## Aim of the task
Report each line of the data that includes the word "dist".

Raw records:
....

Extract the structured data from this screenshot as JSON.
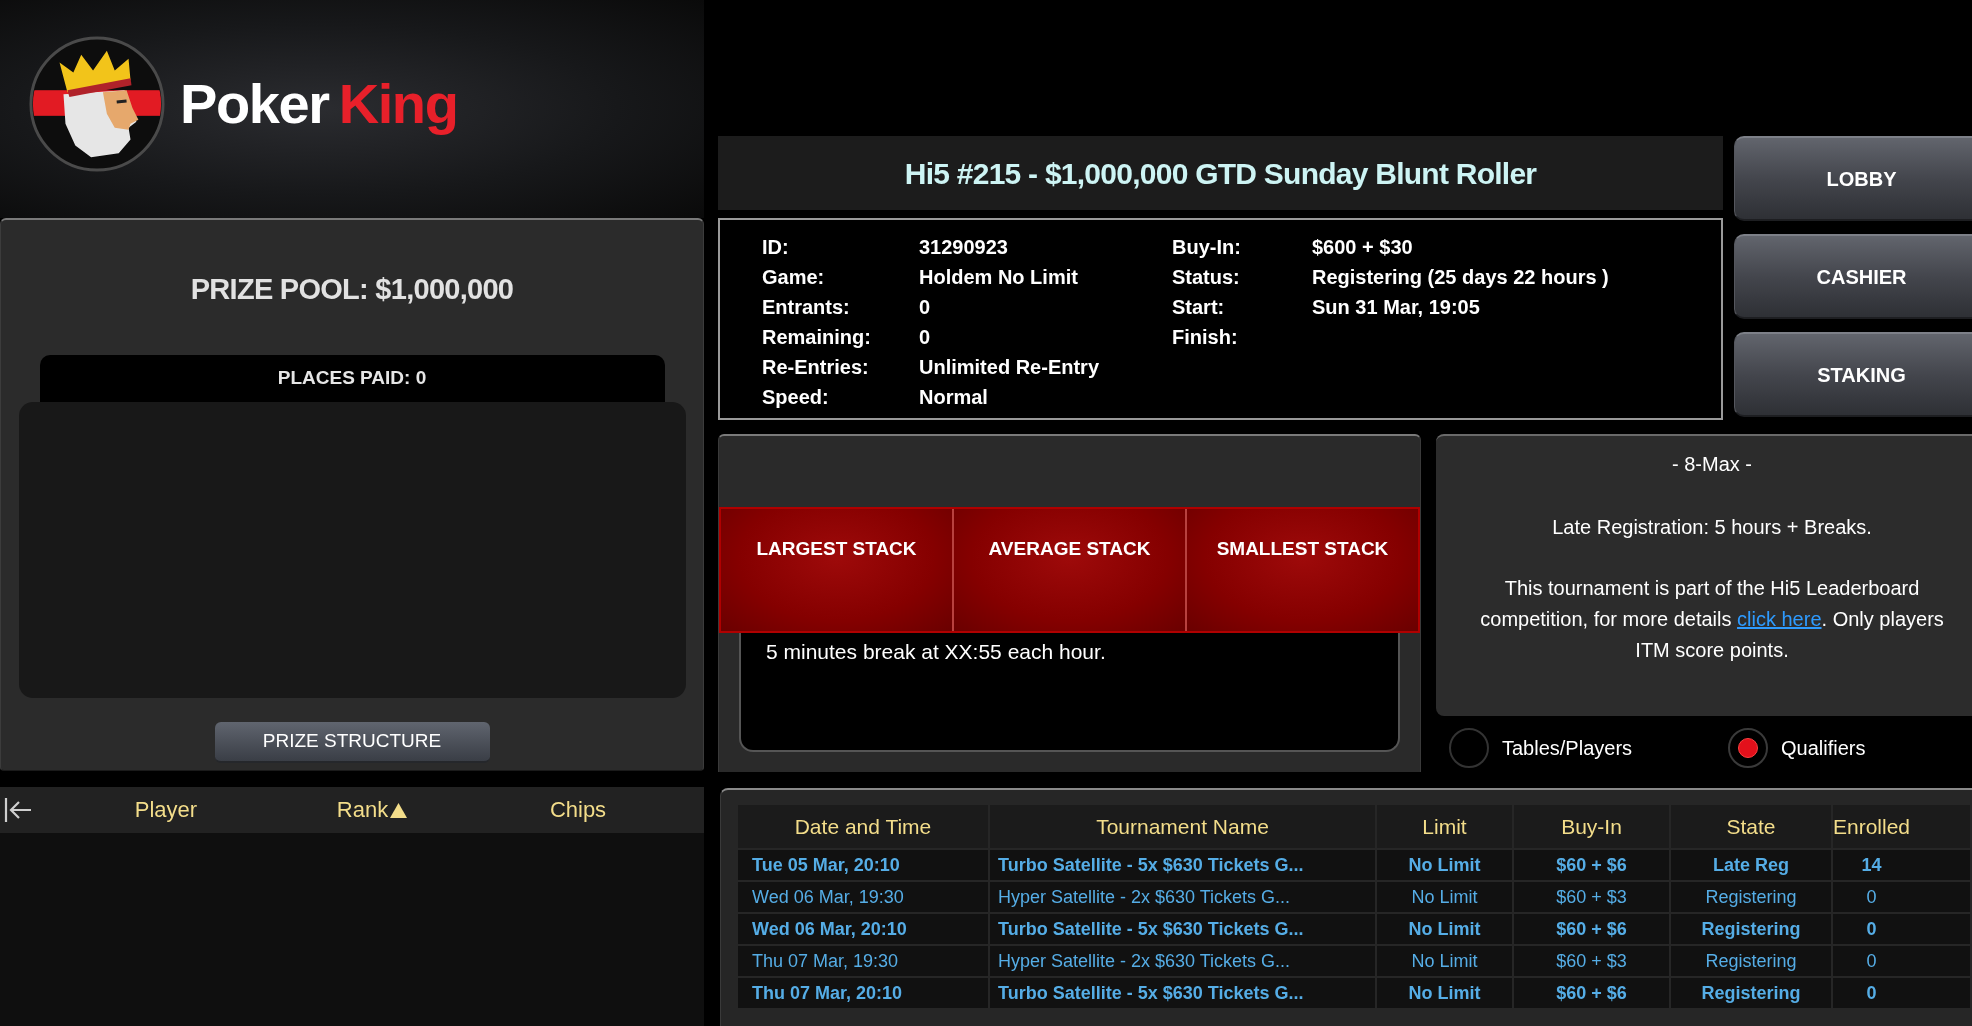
{
  "logo": {
    "text": "Poker",
    "accent_text": "King"
  },
  "prize_panel": {
    "title": "PRIZE POOL: $1,000,000",
    "places_paid": "PLACES PAID: 0",
    "button": "PRIZE STRUCTURE"
  },
  "players_table": {
    "columns": [
      {
        "label": "Player",
        "sorted": false
      },
      {
        "label": "Rank",
        "sorted": true
      },
      {
        "label": "Chips",
        "sorted": false
      }
    ]
  },
  "tournament": {
    "title": "Hi5 #215 - $1,000,000 GTD Sunday Blunt Roller",
    "details_left": [
      {
        "label": "ID:",
        "value": "31290923"
      },
      {
        "label": "Game:",
        "value": "Holdem No Limit"
      },
      {
        "label": "Entrants:",
        "value": "0"
      },
      {
        "label": "Remaining:",
        "value": "0"
      },
      {
        "label": "Re-Entries:",
        "value": "Unlimited Re-Entry"
      },
      {
        "label": "Speed:",
        "value": "Normal"
      }
    ],
    "details_right": [
      {
        "label": "Buy-In:",
        "value": "$600 + $30"
      },
      {
        "label": "Status:",
        "value": "Registering (25 days 22 hours )"
      },
      {
        "label": "Start:",
        "value": "Sun 31 Mar, 19:05"
      },
      {
        "label": "Finish:"
      }
    ]
  },
  "nav_buttons": [
    "LOBBY",
    "CASHIER",
    "STAKING"
  ],
  "stacks": {
    "columns": [
      "LARGEST STACK",
      "AVERAGE STACK",
      "SMALLEST STACK"
    ],
    "note": "5 minutes break at XX:55 each hour."
  },
  "description": {
    "max_players": "- 8-Max -",
    "late_registration": "Late Registration: 5 hours + Breaks.",
    "leaderboard": {
      "before": "This tournament is part of the Hi5 Leaderboard competition, for more details ",
      "link": "click here",
      "after": ". Only players ITM score points."
    }
  },
  "view_options": [
    {
      "label": "Tables/Players",
      "selected": false
    },
    {
      "label": "Qualifiers",
      "selected": true
    }
  ],
  "qualifiers_table": {
    "columns": [
      "Date and Time",
      "Tournament Name",
      "Limit",
      "Buy-In",
      "State",
      "Enrolled"
    ],
    "rows": [
      {
        "emphasized": true,
        "cells": [
          "Tue 05 Mar, 20:10",
          "Turbo Satellite - 5x $630 Tickets G...",
          "No Limit",
          "$60 + $6",
          "Late Reg",
          "14"
        ]
      },
      {
        "emphasized": false,
        "cells": [
          "Wed 06 Mar, 19:30",
          "Hyper Satellite - 2x $630 Tickets G...",
          "No Limit",
          "$60 + $3",
          "Registering",
          "0"
        ]
      },
      {
        "emphasized": true,
        "cells": [
          "Wed 06 Mar, 20:10",
          "Turbo Satellite - 5x $630 Tickets G...",
          "No Limit",
          "$60 + $6",
          "Registering",
          "0"
        ]
      },
      {
        "emphasized": false,
        "cells": [
          "Thu 07 Mar, 19:30",
          "Hyper Satellite - 2x $630 Tickets G...",
          "No Limit",
          "$60 + $3",
          "Registering",
          "0"
        ]
      },
      {
        "emphasized": true,
        "cells": [
          "Thu 07 Mar, 20:10",
          "Turbo Satellite - 5x $630 Tickets G...",
          "No Limit",
          "$60 + $6",
          "Registering",
          "0"
        ]
      }
    ]
  }
}
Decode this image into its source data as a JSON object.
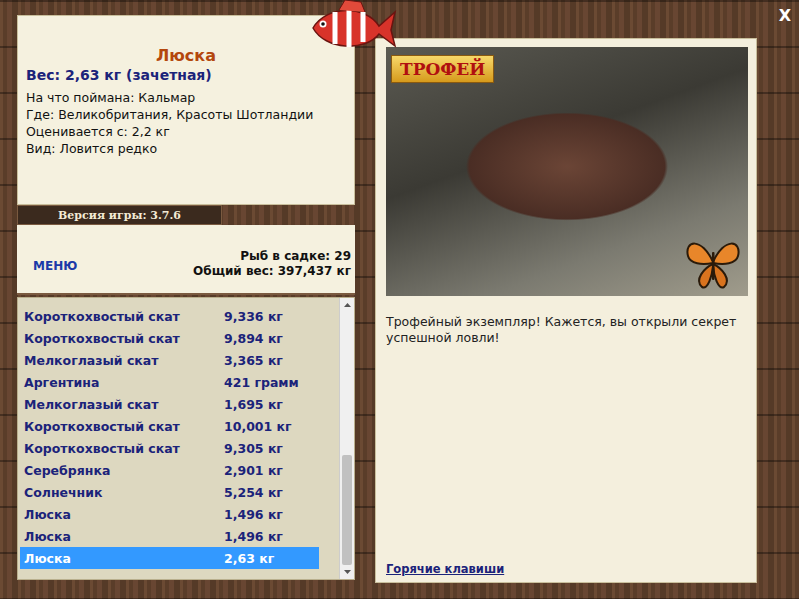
{
  "close": "X",
  "fish_info": {
    "title": "Люска",
    "weight": "Вес: 2,63 кг (зачетная)",
    "details": [
      "На что поймана: Кальмар",
      "Где: Великобритания, Красоты Шотландии",
      "Оценивается с: 2,2 кг",
      "Вид: Ловится редко"
    ]
  },
  "version": "Версия игры: 3.7.6",
  "menu": "МЕНЮ",
  "stats": [
    "Рыб в садке: 29",
    "Общий вес: 397,437 кг"
  ],
  "catch_list": [
    {
      "name": "Короткохвостый скат",
      "weight": "9,336 кг",
      "selected": false
    },
    {
      "name": "Короткохвостый скат",
      "weight": "9,894 кг",
      "selected": false
    },
    {
      "name": "Мелкоглазый скат",
      "weight": "3,365 кг",
      "selected": false
    },
    {
      "name": "Аргентина",
      "weight": "421 грамм",
      "selected": false
    },
    {
      "name": "Мелкоглазый скат",
      "weight": "1,695 кг",
      "selected": false
    },
    {
      "name": "Короткохвостый скат",
      "weight": "10,001 кг",
      "selected": false
    },
    {
      "name": "Короткохвостый скат",
      "weight": "9,305 кг",
      "selected": false
    },
    {
      "name": "Серебрянка",
      "weight": "2,901 кг",
      "selected": false
    },
    {
      "name": "Солнечник",
      "weight": "5,254 кг",
      "selected": false
    },
    {
      "name": "Люска",
      "weight": "1,496 кг",
      "selected": false
    },
    {
      "name": "Люска",
      "weight": "1,496 кг",
      "selected": false
    },
    {
      "name": "Люска",
      "weight": "2,63 кг",
      "selected": true
    }
  ],
  "scroll": {
    "level": 1
  },
  "trophy": {
    "badge": "ТРОФЕЙ",
    "message": "Трофейный экземпляр! Кажется, вы открыли секрет успешной ловли!"
  },
  "hotkeys": "Горячие клавиши"
}
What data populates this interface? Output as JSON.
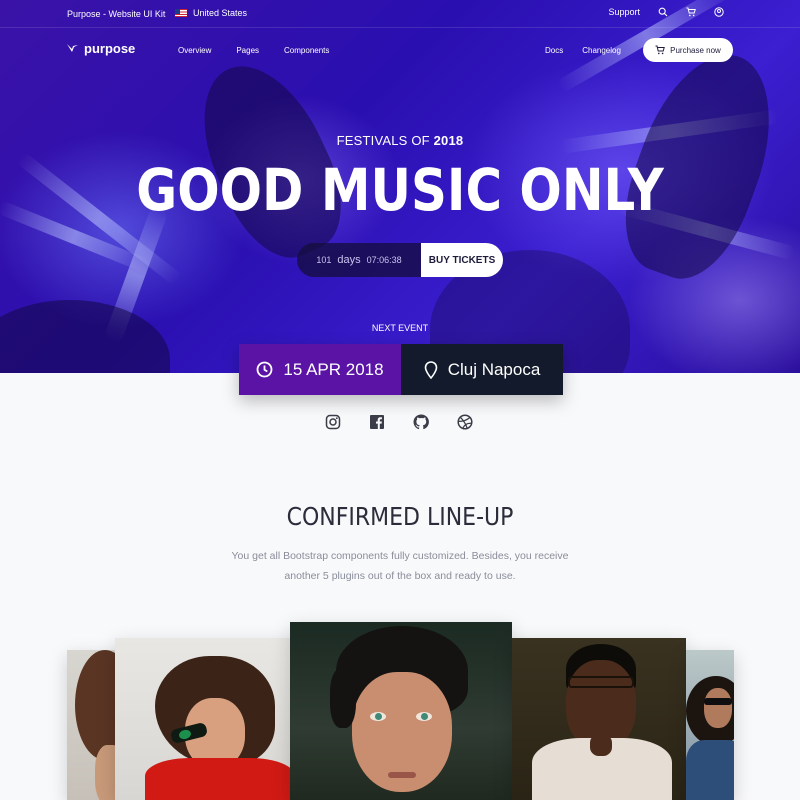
{
  "topbar": {
    "brand_text": "Purpose - Website UI Kit",
    "country": "United States",
    "support": "Support",
    "icons": [
      "search-icon",
      "cart-icon",
      "user-icon"
    ]
  },
  "nav": {
    "logo_text": "purpose",
    "links": [
      "Overview",
      "Pages",
      "Components"
    ],
    "right_links": [
      "Docs",
      "Changelog"
    ],
    "purchase_label": "Purchase now"
  },
  "hero": {
    "festivals_prefix": "FESTIVALS OF",
    "festivals_year": "2018",
    "headline": "GOOD MUSIC ONLY",
    "countdown_days_value": "101",
    "countdown_days_label": "days",
    "countdown_time": "07:06:38",
    "buy_label": "BUY TICKETS",
    "next_event_label": "NEXT EVENT"
  },
  "event": {
    "date": "15 APR 2018",
    "location": "Cluj Napoca"
  },
  "social": [
    "instagram-icon",
    "facebook-icon",
    "github-icon",
    "dribbble-icon"
  ],
  "lineup": {
    "title": "CONFIRMED LINE-UP",
    "description": "You get all Bootstrap components fully customized. Besides, you receive another 5 plugins out of the box and ready to use."
  },
  "colors": {
    "hero_bg": "#3a12a8",
    "date_bg": "#5b13a6",
    "location_bg": "#131a2b",
    "page_bg": "#f8f9fb"
  }
}
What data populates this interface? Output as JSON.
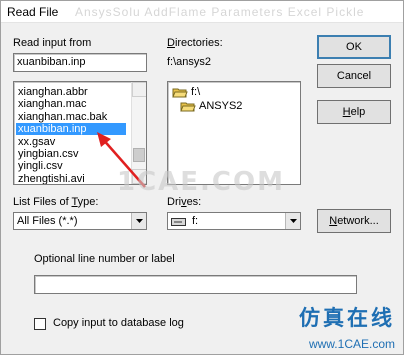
{
  "window": {
    "title": "Read File",
    "ghost_title": "AnsysSolu  AddFlame  Parameters  Excel  Pickle"
  },
  "read_input": {
    "label": "Read input from",
    "value": "xuanbiban.inp",
    "files": [
      "xianghan.abbr",
      "xianghan.mac",
      "xianghan.mac.bak",
      "xuanbiban.inp",
      "xx.gsav",
      "yingbian.csv",
      "yingli.csv",
      "zhengtishi.avi"
    ],
    "selected_index": 3
  },
  "directories": {
    "label": "Directories:",
    "path": "f:\\ansys2",
    "items": [
      "f:\\",
      "ANSYS2"
    ]
  },
  "buttons": {
    "ok": "OK",
    "cancel": "Cancel",
    "help": "Help",
    "network": "Network..."
  },
  "file_type": {
    "label": "List Files of Type:",
    "value": "All Files (*.*)"
  },
  "drives": {
    "label": "Drives:",
    "value": "f:"
  },
  "optional": {
    "label": "Optional line number or label",
    "value": ""
  },
  "copy_input": {
    "label": "Copy input to database log",
    "checked": false
  },
  "branding": {
    "watermark": "1CAE.COM",
    "logo_cn": "仿真在线",
    "logo_url": "www.1CAE.com"
  },
  "colors": {
    "selection": "#3399ff",
    "arrow": "#e02020",
    "folder": "#e8c24a"
  }
}
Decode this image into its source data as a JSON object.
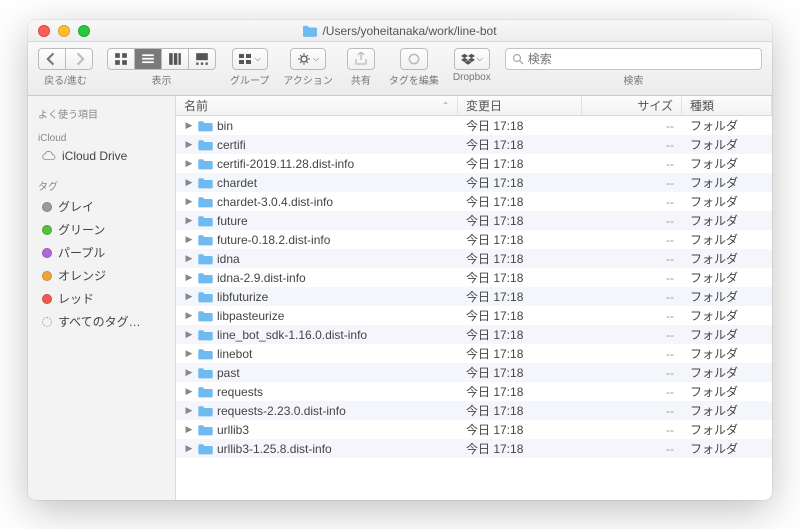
{
  "title": {
    "path": "/Users/yoheitanaka/work/line-bot"
  },
  "toolbar": {
    "back_fwd": "戻る/進む",
    "view": "表示",
    "group": "グループ",
    "action": "アクション",
    "share": "共有",
    "tags": "タグを編集",
    "dropbox": "Dropbox",
    "search": "検索",
    "search_placeholder": "検索"
  },
  "sidebar": {
    "favorites": "よく使う項目",
    "icloud_sec": "iCloud",
    "icloud_drive": "iCloud Drive",
    "tags_sec": "タグ",
    "tags": [
      {
        "label": "グレイ",
        "cls": "grey"
      },
      {
        "label": "グリーン",
        "cls": "green"
      },
      {
        "label": "パープル",
        "cls": "purple"
      },
      {
        "label": "オレンジ",
        "cls": "orange"
      },
      {
        "label": "レッド",
        "cls": "red"
      },
      {
        "label": "すべてのタグ…",
        "cls": "all"
      }
    ]
  },
  "columns": {
    "name": "名前",
    "date": "変更日",
    "size": "サイズ",
    "kind": "種類"
  },
  "rows": [
    {
      "name": "bin",
      "date": "今日 17:18",
      "size": "--",
      "kind": "フォルダ"
    },
    {
      "name": "certifi",
      "date": "今日 17:18",
      "size": "--",
      "kind": "フォルダ"
    },
    {
      "name": "certifi-2019.11.28.dist-info",
      "date": "今日 17:18",
      "size": "--",
      "kind": "フォルダ"
    },
    {
      "name": "chardet",
      "date": "今日 17:18",
      "size": "--",
      "kind": "フォルダ"
    },
    {
      "name": "chardet-3.0.4.dist-info",
      "date": "今日 17:18",
      "size": "--",
      "kind": "フォルダ"
    },
    {
      "name": "future",
      "date": "今日 17:18",
      "size": "--",
      "kind": "フォルダ"
    },
    {
      "name": "future-0.18.2.dist-info",
      "date": "今日 17:18",
      "size": "--",
      "kind": "フォルダ"
    },
    {
      "name": "idna",
      "date": "今日 17:18",
      "size": "--",
      "kind": "フォルダ"
    },
    {
      "name": "idna-2.9.dist-info",
      "date": "今日 17:18",
      "size": "--",
      "kind": "フォルダ"
    },
    {
      "name": "libfuturize",
      "date": "今日 17:18",
      "size": "--",
      "kind": "フォルダ"
    },
    {
      "name": "libpasteurize",
      "date": "今日 17:18",
      "size": "--",
      "kind": "フォルダ"
    },
    {
      "name": "line_bot_sdk-1.16.0.dist-info",
      "date": "今日 17:18",
      "size": "--",
      "kind": "フォルダ"
    },
    {
      "name": "linebot",
      "date": "今日 17:18",
      "size": "--",
      "kind": "フォルダ"
    },
    {
      "name": "past",
      "date": "今日 17:18",
      "size": "--",
      "kind": "フォルダ"
    },
    {
      "name": "requests",
      "date": "今日 17:18",
      "size": "--",
      "kind": "フォルダ"
    },
    {
      "name": "requests-2.23.0.dist-info",
      "date": "今日 17:18",
      "size": "--",
      "kind": "フォルダ"
    },
    {
      "name": "urllib3",
      "date": "今日 17:18",
      "size": "--",
      "kind": "フォルダ"
    },
    {
      "name": "urllib3-1.25.8.dist-info",
      "date": "今日 17:18",
      "size": "--",
      "kind": "フォルダ"
    }
  ]
}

....

## Solution for this task
      "name": "certifi-2019.11.28.dist-info",
      "name": "chardet-3.0.4.dist-info",
      "name": "future-0.18.2.dist-info",
      "name": "idna-2.9.dist-info",
      "name": "line_bot_sdk-1.16.0.dist-info",
      "name": "requests-2.23.0.dist-info",
      "name": "urllib3-1.25.8.dist-info",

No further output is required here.